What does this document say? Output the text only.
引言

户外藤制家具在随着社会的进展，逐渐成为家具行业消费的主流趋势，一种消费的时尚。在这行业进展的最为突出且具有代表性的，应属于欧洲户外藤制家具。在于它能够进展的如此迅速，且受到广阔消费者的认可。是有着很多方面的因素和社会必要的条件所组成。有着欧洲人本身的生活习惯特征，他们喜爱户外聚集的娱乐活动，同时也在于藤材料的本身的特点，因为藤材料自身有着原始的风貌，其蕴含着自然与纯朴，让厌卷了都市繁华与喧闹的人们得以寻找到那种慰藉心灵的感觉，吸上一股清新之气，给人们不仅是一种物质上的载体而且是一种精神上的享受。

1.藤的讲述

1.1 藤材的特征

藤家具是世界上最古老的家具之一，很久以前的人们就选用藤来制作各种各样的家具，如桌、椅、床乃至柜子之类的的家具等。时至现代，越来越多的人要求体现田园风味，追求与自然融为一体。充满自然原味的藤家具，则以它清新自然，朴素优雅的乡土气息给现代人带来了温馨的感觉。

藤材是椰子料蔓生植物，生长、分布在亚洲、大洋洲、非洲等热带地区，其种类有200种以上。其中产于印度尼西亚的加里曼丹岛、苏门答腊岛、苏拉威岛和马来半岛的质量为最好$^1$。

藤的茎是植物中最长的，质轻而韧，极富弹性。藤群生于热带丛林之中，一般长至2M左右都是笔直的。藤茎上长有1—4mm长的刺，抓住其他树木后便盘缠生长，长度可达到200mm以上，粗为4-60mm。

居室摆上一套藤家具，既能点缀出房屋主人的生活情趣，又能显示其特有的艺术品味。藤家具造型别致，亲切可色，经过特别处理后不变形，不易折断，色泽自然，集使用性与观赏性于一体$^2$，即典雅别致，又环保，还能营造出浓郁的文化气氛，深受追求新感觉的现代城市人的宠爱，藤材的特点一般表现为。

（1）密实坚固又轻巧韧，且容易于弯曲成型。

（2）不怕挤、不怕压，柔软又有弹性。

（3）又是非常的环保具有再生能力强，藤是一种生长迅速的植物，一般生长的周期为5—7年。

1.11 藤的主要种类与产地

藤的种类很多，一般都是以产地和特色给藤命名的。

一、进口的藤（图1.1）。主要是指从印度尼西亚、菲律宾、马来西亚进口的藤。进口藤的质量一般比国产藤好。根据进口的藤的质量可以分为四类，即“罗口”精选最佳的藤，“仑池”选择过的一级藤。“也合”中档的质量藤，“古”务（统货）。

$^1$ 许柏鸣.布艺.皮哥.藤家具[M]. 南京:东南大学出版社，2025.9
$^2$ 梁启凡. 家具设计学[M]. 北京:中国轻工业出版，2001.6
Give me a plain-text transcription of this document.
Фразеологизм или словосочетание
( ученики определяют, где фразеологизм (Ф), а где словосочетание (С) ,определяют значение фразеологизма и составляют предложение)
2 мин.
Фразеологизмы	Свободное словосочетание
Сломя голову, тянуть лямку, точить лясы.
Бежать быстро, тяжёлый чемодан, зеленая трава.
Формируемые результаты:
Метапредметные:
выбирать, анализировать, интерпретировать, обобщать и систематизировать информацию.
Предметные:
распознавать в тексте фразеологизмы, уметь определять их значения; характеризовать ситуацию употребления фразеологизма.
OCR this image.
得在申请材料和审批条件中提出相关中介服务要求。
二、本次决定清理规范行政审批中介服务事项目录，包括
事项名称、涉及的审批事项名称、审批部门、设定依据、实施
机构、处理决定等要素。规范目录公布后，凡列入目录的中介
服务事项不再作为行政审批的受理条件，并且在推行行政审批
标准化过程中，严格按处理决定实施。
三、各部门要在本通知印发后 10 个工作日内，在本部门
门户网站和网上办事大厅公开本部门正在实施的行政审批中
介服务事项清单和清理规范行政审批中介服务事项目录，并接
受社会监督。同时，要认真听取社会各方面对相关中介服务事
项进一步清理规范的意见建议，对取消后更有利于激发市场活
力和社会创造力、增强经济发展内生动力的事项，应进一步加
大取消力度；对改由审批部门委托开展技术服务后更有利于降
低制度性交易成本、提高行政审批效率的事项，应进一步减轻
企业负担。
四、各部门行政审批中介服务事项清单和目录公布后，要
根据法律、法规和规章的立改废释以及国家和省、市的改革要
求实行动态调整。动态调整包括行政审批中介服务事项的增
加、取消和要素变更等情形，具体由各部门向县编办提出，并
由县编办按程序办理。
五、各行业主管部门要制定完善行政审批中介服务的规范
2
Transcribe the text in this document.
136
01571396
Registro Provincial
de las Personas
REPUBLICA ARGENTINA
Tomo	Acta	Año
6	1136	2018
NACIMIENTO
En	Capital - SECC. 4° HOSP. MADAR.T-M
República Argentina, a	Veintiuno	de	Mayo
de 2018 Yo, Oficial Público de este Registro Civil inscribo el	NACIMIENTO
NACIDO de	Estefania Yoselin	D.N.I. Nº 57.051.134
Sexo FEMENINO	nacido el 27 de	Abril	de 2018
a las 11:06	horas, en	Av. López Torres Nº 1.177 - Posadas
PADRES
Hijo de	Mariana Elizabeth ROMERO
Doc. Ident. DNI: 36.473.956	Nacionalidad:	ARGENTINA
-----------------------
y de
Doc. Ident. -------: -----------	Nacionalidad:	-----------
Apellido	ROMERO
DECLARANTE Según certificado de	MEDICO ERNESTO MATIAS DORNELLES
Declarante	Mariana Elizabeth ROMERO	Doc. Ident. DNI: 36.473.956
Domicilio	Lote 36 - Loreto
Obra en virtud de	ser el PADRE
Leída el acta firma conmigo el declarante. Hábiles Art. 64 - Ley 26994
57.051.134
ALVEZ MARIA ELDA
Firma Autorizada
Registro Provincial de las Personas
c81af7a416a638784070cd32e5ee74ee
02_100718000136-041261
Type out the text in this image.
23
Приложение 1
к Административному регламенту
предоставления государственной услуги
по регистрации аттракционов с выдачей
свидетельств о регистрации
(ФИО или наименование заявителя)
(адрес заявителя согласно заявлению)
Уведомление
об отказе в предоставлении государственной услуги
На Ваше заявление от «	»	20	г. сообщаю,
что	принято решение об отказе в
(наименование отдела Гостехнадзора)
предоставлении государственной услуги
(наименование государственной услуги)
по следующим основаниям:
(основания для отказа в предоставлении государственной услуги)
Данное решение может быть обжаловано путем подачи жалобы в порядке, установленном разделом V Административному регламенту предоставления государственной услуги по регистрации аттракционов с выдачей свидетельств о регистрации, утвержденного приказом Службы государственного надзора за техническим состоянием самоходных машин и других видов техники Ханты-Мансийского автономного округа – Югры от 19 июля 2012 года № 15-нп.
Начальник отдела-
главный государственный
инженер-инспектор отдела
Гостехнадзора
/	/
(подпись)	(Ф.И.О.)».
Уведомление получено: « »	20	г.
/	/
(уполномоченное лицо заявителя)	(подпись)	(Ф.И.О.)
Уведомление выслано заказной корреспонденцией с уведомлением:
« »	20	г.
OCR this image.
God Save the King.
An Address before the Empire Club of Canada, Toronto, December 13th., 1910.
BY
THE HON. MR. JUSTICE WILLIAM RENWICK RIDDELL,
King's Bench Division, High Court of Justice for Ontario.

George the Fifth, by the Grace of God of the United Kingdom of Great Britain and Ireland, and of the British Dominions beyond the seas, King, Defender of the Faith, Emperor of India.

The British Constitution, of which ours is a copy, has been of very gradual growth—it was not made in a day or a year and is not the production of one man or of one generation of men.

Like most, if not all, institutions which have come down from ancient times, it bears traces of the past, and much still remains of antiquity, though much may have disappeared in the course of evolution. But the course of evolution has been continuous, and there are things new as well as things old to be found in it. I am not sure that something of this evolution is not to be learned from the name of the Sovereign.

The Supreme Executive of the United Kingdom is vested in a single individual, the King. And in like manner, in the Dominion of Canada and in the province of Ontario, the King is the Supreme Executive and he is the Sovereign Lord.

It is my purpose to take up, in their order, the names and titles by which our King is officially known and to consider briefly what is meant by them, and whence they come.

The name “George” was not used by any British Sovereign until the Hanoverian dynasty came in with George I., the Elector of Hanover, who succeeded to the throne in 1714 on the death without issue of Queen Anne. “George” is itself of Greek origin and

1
####################
How many lines of these entries contain the string "Nacionalidad"? Reply with the number alone.

◆ Reply to the task ◆
2